- Items from a data source -

▽

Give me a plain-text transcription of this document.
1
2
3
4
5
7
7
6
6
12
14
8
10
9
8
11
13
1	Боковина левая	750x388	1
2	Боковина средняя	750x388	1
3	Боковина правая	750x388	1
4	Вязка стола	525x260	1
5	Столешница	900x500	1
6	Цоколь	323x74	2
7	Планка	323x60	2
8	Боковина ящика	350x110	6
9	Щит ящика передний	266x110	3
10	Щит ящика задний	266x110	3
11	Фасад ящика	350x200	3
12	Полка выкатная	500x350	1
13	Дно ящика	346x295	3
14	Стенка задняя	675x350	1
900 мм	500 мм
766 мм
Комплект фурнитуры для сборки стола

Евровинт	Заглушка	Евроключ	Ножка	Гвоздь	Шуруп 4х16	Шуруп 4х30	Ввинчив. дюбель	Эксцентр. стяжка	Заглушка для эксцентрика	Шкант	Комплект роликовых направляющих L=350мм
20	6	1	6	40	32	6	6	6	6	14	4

△

- Problem details -
The records above must be output exactly, in full.

- The response -
Give me a plain-text transcription of this document.
1
2
3
4
5
7
7
6
6
12
14
8
10
9
8
11
13
1	Боковина левая	750x388	1
2	Боковина средняя	750x388	1
3	Боковина правая	750x388	1
4	Вязка стола	525x260	1
5	Столешница	900x500	1
6	Цоколь	323x74	2
7	Планка	323x60	2
8	Боковина ящика	350x110	6
9	Щит ящика передний	266x110	3
10	Щит ящика задний	266x110	3
11	Фасад ящика	350x200	3
12	Полка выкатная	500x350	1
13	Дно ящика	346x295	3
14	Стенка задняя	675x350	1
900 мм	500 мм
766 мм
Комплект фурнитуры для сборки стола

Евровинт	Заглушка	Евроключ	Ножка	Гвоздь	Шуруп 4х16	Шуруп 4х30	Ввинчив. дюбель	Эксцентр. стяжка	Заглушка для эксцентрика	Шкант	Комплект роликовых направляющих L=350мм
20	6	1	6	40	32	6	6	6	6	14	4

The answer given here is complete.